Copy the lines from the entries word for word, beginning at the line that contains "Text: with oblique" and ending after the line that contains "Text: Pride in".

— Information provided —
+ + + + + + +

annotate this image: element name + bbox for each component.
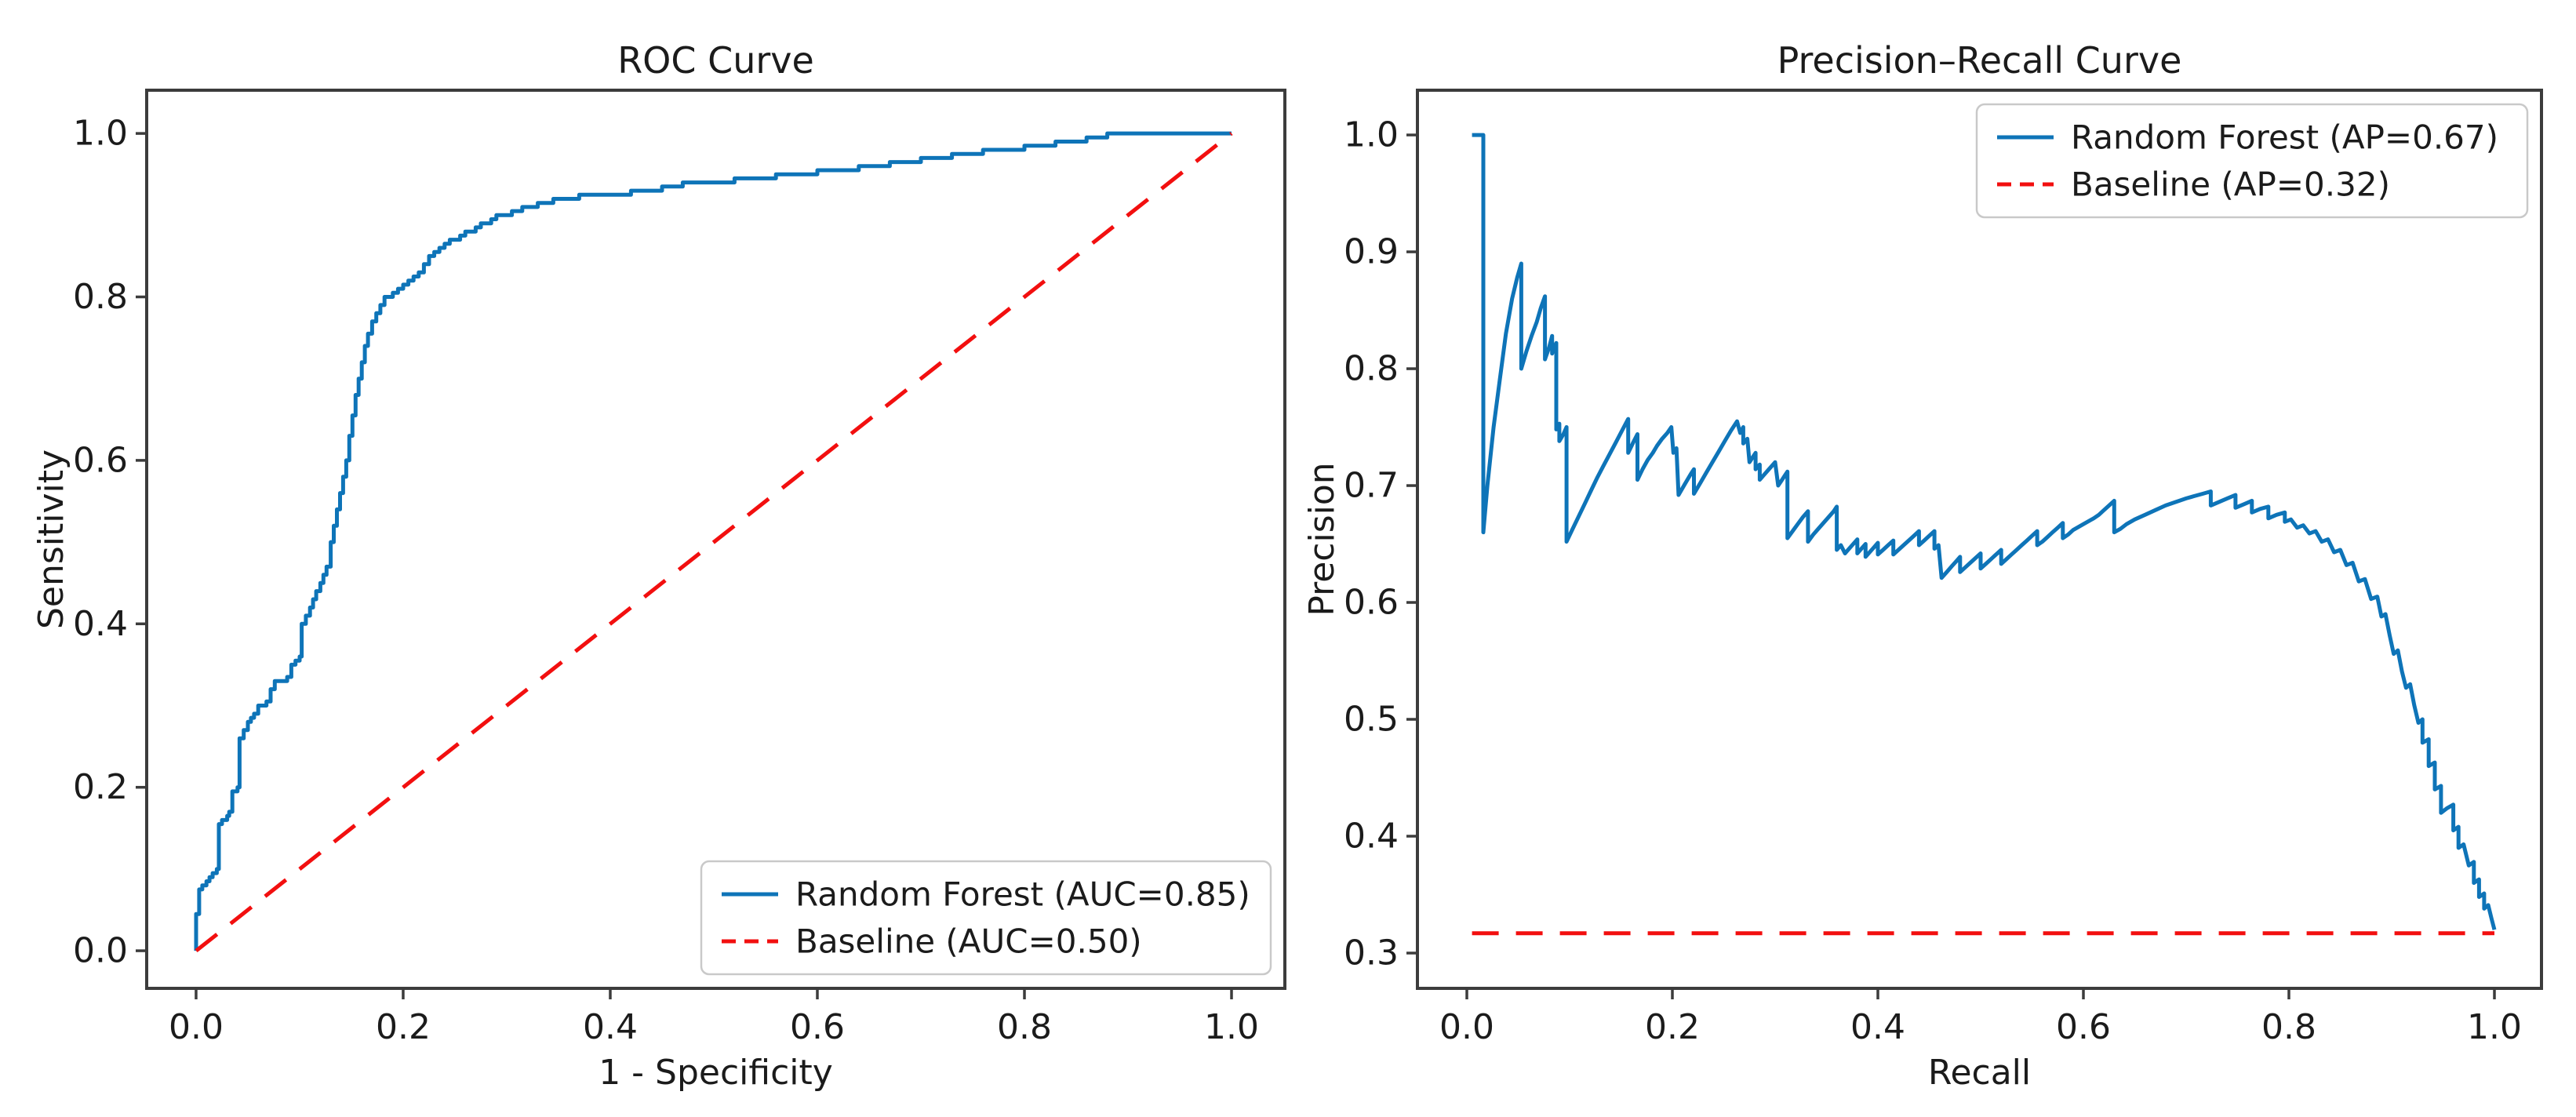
x-tick-label: 0.8 [2261,1007,2316,1047]
legend-entry-label: Baseline (AP=0.32) [2071,166,2390,204]
y-tick-label: 0.9 [1344,232,1399,272]
legend-entry-label: Random Forest (AUC=0.85) [795,875,1250,914]
legend-box [700,860,1272,976]
y-tick-label: 0.5 [1344,700,1399,740]
x-tick-label: 0.0 [169,1007,224,1047]
roc-baseline-line [195,132,1233,953]
roc-chart-plot-border [145,89,1286,990]
legend-box [1975,103,2529,219]
y-tick-label: 0.0 [73,931,128,971]
y-tick-label: 0.8 [1344,349,1399,389]
x-tick-label: 0.2 [1645,1007,1700,1047]
legend-entry-label: Baseline (AUC=0.50) [795,922,1142,961]
x-tick-label: 0.0 [1439,1007,1494,1047]
roc-chart-x-axis-label: 1 - Specificity [599,1053,833,1093]
legend-entry-label: Random Forest (AP=0.67) [2071,118,2498,157]
y-tick-label: 1.0 [1344,115,1399,155]
roc-chart-title: ROC Curve [617,39,814,82]
pr-chart-y-axis-label: Precision [1302,462,1342,616]
x-tick-label: 0.4 [1850,1007,1905,1047]
x-tick-label: 0.6 [790,1007,845,1047]
y-tick-label: 1.0 [73,114,128,154]
y-tick-label: 0.3 [1344,933,1399,973]
y-tick-label: 0.4 [1344,817,1399,857]
roc-chart: 0.0 0.2 0.4 0.6 0.8 1.0 0.0 0.2 0.4 0.6 0.8 1.0 ROC … [31,39,1286,1093]
pr-chart-legend: Random Forest (AP=0.67) Baseline (AP=0.32… [1975,103,2529,219]
roc-random-forest-line [194,131,1232,951]
x-tick-label: 0.2 [376,1007,431,1047]
pr-random-forest-line [1472,133,2497,930]
pr-chart-title: Precision–Recall Curve [1777,39,2182,82]
y-tick-label: 0.7 [1344,466,1399,506]
x-tick-label: 0.8 [997,1007,1052,1047]
roc-chart-y-axis-label: Sensitivity [31,449,71,629]
x-tick-label: 1.0 [1204,1007,1259,1047]
roc-chart-legend: Random Forest (AUC=0.85) Baseline (AUC=0.… [700,860,1272,976]
pr-chart-plot-border [1416,89,2543,990]
y-tick-label: 0.6 [73,440,128,480]
y-tick-label: 0.6 [1344,583,1399,623]
pr-chart-x-axis-label: Recall [1928,1053,2031,1093]
x-tick-label: 0.4 [583,1007,638,1047]
x-tick-label: 0.6 [2056,1007,2111,1047]
y-tick-label: 0.8 [73,277,128,317]
pr-chart: 0.0 0.2 0.4 0.6 0.8 1.0 0.3 0.4 0.5 0.6 0.7 0.8 0.9 1… [1302,39,2543,1093]
y-tick-label: 0.4 [73,604,128,644]
y-tick-label: 0.2 [73,767,128,807]
x-tick-label: 1.0 [2467,1007,2522,1047]
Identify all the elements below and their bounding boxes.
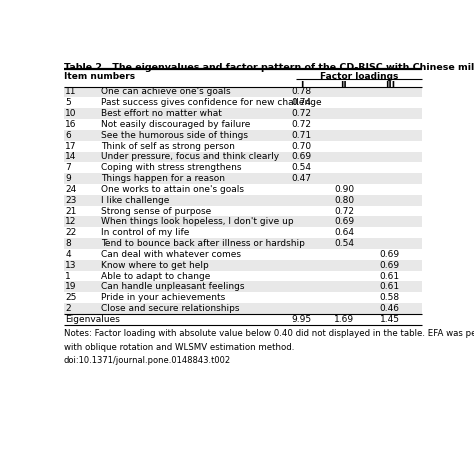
Text: with oblique rotation and WLSMV estimation method.: with oblique rotation and WLSMV estimati… — [64, 343, 294, 352]
Text: 25: 25 — [65, 293, 76, 302]
Text: Things happen for a reason: Things happen for a reason — [101, 174, 226, 183]
Bar — [64, 141, 422, 152]
Bar — [64, 260, 422, 271]
Text: 6: 6 — [65, 131, 71, 140]
Text: Tend to bounce back after illness or hardship: Tend to bounce back after illness or har… — [101, 239, 305, 248]
Text: 0.58: 0.58 — [380, 293, 400, 302]
Bar — [64, 217, 422, 227]
Bar — [64, 303, 422, 314]
Text: Pride in your achievements: Pride in your achievements — [101, 293, 226, 302]
Bar — [64, 173, 422, 184]
Bar — [64, 119, 422, 130]
Text: 9: 9 — [65, 174, 71, 183]
Text: 0.69: 0.69 — [380, 250, 400, 259]
Text: 0.69: 0.69 — [292, 153, 312, 161]
Text: 9.95: 9.95 — [292, 315, 312, 324]
Bar — [64, 87, 422, 97]
Text: doi:10.1371/journal.pone.0148843.t002: doi:10.1371/journal.pone.0148843.t002 — [64, 356, 231, 365]
Text: 5: 5 — [65, 98, 71, 107]
Text: 1.45: 1.45 — [380, 315, 400, 324]
Text: 0.54: 0.54 — [292, 163, 312, 172]
Text: 0.69: 0.69 — [334, 218, 354, 226]
Text: 0.61: 0.61 — [380, 272, 400, 281]
Text: Can deal with whatever comes: Can deal with whatever comes — [101, 250, 241, 259]
Text: 8: 8 — [65, 239, 71, 248]
Text: 0.78: 0.78 — [292, 88, 312, 96]
Bar — [64, 97, 422, 108]
Bar — [64, 227, 422, 238]
Text: 0.72: 0.72 — [292, 109, 312, 118]
Text: 24: 24 — [65, 185, 76, 194]
Text: 0.72: 0.72 — [334, 207, 354, 216]
Text: Eigenvalues: Eigenvalues — [65, 315, 120, 324]
Text: 0.69: 0.69 — [380, 261, 400, 270]
Text: In control of my life: In control of my life — [101, 228, 190, 237]
Text: 12: 12 — [65, 218, 76, 226]
Text: 14: 14 — [65, 153, 76, 161]
Bar — [64, 152, 422, 162]
Bar — [64, 249, 422, 260]
Text: 0.74: 0.74 — [292, 98, 312, 107]
Text: III: III — [385, 81, 395, 90]
Text: 0.61: 0.61 — [380, 282, 400, 291]
Text: I like challenge: I like challenge — [101, 196, 170, 205]
Bar — [64, 206, 422, 217]
Text: Know where to get help: Know where to get help — [101, 261, 209, 270]
Text: When things look hopeless, I don't give up: When things look hopeless, I don't give … — [101, 218, 294, 226]
Text: 0.46: 0.46 — [380, 304, 400, 313]
Text: Can handle unpleasant feelings: Can handle unpleasant feelings — [101, 282, 245, 291]
Text: 4: 4 — [65, 250, 71, 259]
Text: Past success gives confidence for new challenge: Past success gives confidence for new ch… — [101, 98, 322, 107]
Text: 11: 11 — [65, 88, 77, 96]
Text: I: I — [300, 81, 303, 90]
Text: Able to adapt to change: Able to adapt to change — [101, 272, 211, 281]
Text: 0.54: 0.54 — [334, 239, 354, 248]
Text: 0.70: 0.70 — [292, 142, 312, 151]
Text: 0.72: 0.72 — [292, 120, 312, 129]
Text: Item numbers: Item numbers — [64, 72, 135, 81]
Text: 1.69: 1.69 — [334, 315, 354, 324]
Text: Coping with stress strengthens: Coping with stress strengthens — [101, 163, 242, 172]
Bar — [64, 292, 422, 303]
Text: Think of self as strong person: Think of self as strong person — [101, 142, 236, 151]
Bar — [64, 184, 422, 195]
Text: 0.80: 0.80 — [334, 196, 354, 205]
Text: Table 2.  The eigenvalues and factor pattern of the CD-RISC with Chinese militar: Table 2. The eigenvalues and factor patt… — [64, 63, 474, 72]
Text: Factor loadings: Factor loadings — [320, 72, 398, 81]
Text: Not easily discouraged by failure: Not easily discouraged by failure — [101, 120, 251, 129]
Text: Strong sense of purpose: Strong sense of purpose — [101, 207, 212, 216]
Bar — [64, 108, 422, 119]
Text: 22: 22 — [65, 228, 76, 237]
Text: 0.90: 0.90 — [334, 185, 354, 194]
Bar — [64, 281, 422, 292]
Bar — [64, 238, 422, 249]
Text: 1: 1 — [65, 272, 71, 281]
Bar — [64, 130, 422, 141]
Text: 10: 10 — [65, 109, 77, 118]
Text: 19: 19 — [65, 282, 77, 291]
Text: See the humorous side of things: See the humorous side of things — [101, 131, 248, 140]
Text: One works to attain one's goals: One works to attain one's goals — [101, 185, 245, 194]
Text: One can achieve one's goals: One can achieve one's goals — [101, 88, 231, 96]
Text: Under pressure, focus and think clearly: Under pressure, focus and think clearly — [101, 153, 280, 161]
Text: 21: 21 — [65, 207, 76, 216]
Text: 16: 16 — [65, 120, 77, 129]
Text: 7: 7 — [65, 163, 71, 172]
Text: 0.64: 0.64 — [334, 228, 354, 237]
Text: Notes: Factor loading with absolute value below 0.40 did not displayed in the ta: Notes: Factor loading with absolute valu… — [64, 329, 474, 338]
Text: 13: 13 — [65, 261, 77, 270]
Bar — [64, 271, 422, 281]
Bar — [64, 162, 422, 173]
Text: Close and secure relationships: Close and secure relationships — [101, 304, 240, 313]
Text: 23: 23 — [65, 196, 76, 205]
Text: 17: 17 — [65, 142, 77, 151]
Text: Best effort no matter what: Best effort no matter what — [101, 109, 222, 118]
Text: 2: 2 — [65, 304, 71, 313]
Text: 0.47: 0.47 — [292, 174, 312, 183]
Bar — [64, 195, 422, 206]
Text: 0.71: 0.71 — [292, 131, 312, 140]
Bar — [64, 314, 422, 325]
Text: II: II — [341, 81, 347, 90]
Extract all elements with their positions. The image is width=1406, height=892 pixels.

+ + + + + + +

— Full solution —
Text: with oblique rotation and WLSMV estimation method.: with oblique rotation and WLSMV estimati… — [64, 343, 294, 352]
Text: 25: 25 — [65, 293, 76, 302]
Text: Things happen for a reason: Things happen for a reason — [101, 174, 226, 183]
Bar — [64, 141, 422, 152]
Bar — [64, 260, 422, 271]
Text: 6: 6 — [65, 131, 71, 140]
Text: Tend to bounce back after illness or hardship: Tend to bounce back after illness or har… — [101, 239, 305, 248]
Text: 0.58: 0.58 — [380, 293, 400, 302]
Bar — [64, 217, 422, 227]
Bar — [64, 303, 422, 314]
Text: Pride in your achievements: Pride in your achievements — [101, 293, 226, 302]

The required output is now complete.